## [Given task]
Across the entries below, how many lines contain the string "this"? Give only the count.

(Figure contents as structured data)
==========

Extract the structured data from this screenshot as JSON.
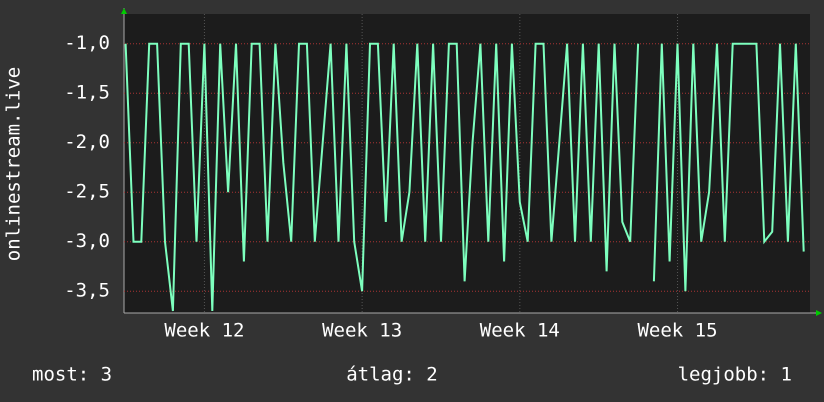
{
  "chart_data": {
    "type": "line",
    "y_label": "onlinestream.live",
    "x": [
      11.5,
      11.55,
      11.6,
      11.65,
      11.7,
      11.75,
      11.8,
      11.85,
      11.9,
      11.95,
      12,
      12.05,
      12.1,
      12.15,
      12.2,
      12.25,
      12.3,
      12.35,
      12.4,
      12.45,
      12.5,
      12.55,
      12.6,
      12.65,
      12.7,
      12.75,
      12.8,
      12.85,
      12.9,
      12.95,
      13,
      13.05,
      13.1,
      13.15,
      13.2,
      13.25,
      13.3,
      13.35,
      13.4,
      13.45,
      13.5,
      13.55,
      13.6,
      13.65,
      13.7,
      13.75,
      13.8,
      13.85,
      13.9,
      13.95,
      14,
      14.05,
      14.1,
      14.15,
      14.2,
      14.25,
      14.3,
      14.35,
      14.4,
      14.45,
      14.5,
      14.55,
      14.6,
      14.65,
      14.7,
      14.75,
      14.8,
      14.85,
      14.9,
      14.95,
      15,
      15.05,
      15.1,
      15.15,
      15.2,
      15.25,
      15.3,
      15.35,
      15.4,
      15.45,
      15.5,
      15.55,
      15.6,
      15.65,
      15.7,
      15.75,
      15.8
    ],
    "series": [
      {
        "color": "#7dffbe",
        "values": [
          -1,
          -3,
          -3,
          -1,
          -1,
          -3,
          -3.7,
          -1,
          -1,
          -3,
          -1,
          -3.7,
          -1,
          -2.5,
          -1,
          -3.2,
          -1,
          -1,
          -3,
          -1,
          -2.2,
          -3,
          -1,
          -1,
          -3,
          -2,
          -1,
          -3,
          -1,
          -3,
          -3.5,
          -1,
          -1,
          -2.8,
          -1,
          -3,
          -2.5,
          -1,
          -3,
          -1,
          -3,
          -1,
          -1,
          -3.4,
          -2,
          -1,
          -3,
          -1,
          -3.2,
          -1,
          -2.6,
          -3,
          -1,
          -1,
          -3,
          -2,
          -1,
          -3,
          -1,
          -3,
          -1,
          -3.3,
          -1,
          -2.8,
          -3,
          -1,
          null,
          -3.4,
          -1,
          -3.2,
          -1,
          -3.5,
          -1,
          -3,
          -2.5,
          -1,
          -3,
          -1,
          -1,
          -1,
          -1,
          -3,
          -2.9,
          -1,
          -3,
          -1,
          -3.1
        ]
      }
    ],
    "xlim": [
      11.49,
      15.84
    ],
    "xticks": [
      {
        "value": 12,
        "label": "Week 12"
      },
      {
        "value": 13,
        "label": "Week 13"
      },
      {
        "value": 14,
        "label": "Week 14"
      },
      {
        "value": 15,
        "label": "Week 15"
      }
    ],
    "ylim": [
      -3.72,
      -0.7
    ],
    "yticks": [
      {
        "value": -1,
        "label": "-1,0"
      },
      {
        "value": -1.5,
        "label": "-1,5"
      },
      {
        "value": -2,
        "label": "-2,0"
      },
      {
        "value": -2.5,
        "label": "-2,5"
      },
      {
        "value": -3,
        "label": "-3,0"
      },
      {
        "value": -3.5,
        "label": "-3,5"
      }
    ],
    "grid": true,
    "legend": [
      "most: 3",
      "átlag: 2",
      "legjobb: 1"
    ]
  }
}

==========

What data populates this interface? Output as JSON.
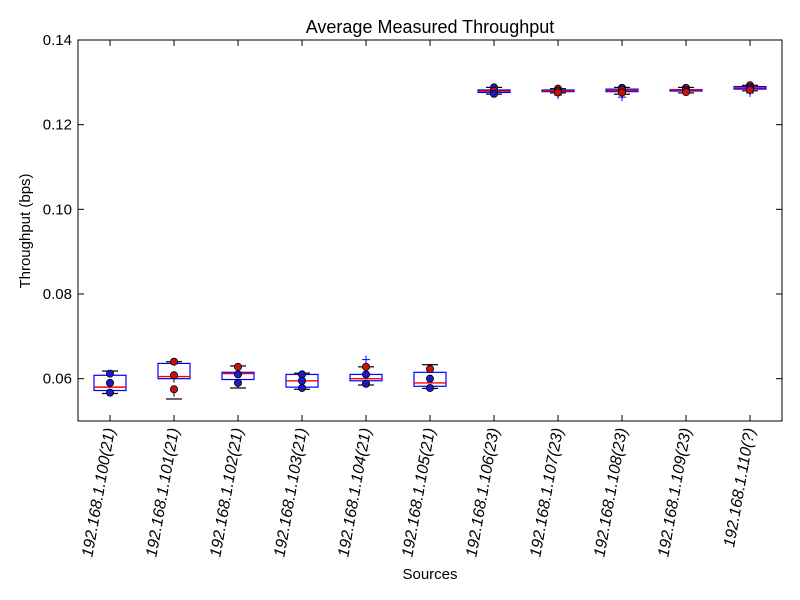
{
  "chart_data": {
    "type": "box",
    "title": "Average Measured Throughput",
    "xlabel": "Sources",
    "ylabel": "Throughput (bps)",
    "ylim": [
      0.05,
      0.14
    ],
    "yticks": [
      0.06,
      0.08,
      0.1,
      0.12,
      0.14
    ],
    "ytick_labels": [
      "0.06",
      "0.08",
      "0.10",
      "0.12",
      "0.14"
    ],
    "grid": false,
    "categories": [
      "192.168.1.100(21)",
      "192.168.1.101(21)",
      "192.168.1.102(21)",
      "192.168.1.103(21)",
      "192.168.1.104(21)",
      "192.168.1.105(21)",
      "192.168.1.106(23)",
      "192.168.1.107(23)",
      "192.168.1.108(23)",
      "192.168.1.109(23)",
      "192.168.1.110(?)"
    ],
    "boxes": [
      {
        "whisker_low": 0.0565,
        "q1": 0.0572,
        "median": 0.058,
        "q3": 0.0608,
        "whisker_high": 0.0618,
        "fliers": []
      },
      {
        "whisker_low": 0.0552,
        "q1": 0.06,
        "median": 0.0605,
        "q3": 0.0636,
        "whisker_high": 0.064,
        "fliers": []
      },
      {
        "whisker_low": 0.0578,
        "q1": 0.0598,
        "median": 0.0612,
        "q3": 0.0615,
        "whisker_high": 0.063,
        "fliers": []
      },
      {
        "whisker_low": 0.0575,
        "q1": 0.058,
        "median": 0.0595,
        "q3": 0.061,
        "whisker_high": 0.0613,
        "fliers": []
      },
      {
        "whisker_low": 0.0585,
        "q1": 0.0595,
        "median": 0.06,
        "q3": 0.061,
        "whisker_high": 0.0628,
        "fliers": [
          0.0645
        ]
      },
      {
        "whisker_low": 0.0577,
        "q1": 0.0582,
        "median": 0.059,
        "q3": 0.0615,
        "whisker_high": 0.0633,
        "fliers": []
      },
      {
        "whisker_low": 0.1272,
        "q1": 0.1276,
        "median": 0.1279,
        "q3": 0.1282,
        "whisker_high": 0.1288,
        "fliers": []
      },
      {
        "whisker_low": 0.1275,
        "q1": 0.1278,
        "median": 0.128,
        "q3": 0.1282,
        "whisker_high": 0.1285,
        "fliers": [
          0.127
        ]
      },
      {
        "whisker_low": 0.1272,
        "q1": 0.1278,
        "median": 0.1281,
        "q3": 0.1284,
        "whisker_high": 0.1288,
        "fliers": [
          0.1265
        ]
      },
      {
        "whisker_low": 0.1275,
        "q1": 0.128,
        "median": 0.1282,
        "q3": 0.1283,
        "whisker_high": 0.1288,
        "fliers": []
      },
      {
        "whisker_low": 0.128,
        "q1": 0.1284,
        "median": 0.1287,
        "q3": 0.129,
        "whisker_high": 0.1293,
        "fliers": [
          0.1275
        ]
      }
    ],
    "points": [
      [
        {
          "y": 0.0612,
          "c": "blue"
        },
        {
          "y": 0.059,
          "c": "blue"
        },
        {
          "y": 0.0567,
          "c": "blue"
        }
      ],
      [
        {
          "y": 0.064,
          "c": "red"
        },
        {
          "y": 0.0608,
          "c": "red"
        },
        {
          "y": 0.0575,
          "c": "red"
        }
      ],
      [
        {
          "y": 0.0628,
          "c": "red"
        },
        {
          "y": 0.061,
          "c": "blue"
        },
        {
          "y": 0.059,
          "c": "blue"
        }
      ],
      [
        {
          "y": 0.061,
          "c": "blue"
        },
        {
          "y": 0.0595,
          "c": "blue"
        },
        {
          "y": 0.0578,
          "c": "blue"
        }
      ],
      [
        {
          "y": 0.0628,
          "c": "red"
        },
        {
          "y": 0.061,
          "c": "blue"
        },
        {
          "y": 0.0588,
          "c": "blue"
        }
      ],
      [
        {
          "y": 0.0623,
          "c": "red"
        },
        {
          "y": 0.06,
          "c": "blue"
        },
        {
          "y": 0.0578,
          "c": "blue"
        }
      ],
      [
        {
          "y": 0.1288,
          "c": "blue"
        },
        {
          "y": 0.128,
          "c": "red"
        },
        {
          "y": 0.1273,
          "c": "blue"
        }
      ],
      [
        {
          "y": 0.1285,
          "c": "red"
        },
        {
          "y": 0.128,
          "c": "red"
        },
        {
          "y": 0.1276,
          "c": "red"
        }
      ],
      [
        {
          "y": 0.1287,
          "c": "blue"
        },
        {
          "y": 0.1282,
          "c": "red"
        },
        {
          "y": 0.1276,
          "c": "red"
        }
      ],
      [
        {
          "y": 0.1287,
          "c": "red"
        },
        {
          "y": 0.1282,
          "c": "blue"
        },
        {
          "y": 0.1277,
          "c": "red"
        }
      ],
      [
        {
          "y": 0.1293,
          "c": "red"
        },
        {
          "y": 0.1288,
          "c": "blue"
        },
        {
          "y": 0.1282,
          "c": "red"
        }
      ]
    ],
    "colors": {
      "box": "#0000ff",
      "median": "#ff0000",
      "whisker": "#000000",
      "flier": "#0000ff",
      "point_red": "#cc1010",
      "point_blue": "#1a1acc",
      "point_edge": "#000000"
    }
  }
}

==========

## [Exercise answer]
2